**TASK GOAL:** How many lines in the records below contain the word "marker"? Give only the number.
— BEGIN SUPPLIED MATERIAL —
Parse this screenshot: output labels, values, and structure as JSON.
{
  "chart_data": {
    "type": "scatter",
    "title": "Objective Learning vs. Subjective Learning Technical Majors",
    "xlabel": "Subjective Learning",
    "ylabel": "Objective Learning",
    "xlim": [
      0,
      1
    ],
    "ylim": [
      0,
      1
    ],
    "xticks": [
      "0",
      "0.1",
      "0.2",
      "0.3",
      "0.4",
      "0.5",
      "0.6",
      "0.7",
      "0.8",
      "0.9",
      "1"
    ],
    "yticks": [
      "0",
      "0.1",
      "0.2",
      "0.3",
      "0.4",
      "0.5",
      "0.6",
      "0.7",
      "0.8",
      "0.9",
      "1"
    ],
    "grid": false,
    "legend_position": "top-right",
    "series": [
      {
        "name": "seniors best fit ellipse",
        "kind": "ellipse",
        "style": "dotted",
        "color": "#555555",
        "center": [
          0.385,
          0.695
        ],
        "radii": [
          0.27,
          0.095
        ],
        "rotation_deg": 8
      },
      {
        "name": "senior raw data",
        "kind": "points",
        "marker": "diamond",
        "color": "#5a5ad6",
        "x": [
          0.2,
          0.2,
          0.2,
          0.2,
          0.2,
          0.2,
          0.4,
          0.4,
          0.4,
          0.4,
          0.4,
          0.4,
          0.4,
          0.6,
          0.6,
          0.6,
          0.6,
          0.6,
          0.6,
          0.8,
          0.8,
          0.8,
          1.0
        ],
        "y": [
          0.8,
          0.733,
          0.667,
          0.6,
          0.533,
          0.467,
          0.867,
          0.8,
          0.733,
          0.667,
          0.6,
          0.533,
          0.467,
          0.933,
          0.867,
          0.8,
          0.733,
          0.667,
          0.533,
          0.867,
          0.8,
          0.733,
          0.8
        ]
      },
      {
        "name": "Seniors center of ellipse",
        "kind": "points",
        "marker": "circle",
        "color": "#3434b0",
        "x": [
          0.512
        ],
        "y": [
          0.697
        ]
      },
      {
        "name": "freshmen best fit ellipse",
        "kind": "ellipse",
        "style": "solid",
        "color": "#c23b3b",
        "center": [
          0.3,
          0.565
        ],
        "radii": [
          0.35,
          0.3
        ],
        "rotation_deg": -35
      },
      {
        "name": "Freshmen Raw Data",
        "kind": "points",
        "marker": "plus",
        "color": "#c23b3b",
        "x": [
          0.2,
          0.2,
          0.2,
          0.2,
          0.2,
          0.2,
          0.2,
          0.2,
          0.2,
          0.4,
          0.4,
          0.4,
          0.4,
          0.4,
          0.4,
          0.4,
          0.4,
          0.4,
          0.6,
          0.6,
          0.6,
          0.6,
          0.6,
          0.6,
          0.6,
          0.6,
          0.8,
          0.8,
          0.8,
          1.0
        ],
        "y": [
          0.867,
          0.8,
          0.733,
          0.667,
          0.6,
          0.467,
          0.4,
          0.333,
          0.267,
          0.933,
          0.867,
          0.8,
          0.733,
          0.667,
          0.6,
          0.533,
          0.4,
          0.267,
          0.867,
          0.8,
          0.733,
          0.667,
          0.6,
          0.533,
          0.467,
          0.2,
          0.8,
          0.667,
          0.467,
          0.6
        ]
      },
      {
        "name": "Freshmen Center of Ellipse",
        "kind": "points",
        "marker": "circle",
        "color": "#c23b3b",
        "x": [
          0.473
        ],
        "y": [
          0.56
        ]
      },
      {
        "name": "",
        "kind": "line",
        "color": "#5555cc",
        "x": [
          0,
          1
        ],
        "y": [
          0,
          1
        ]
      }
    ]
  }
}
— END SUPPLIED MATERIAL —
**TASK SOLUTION:** 4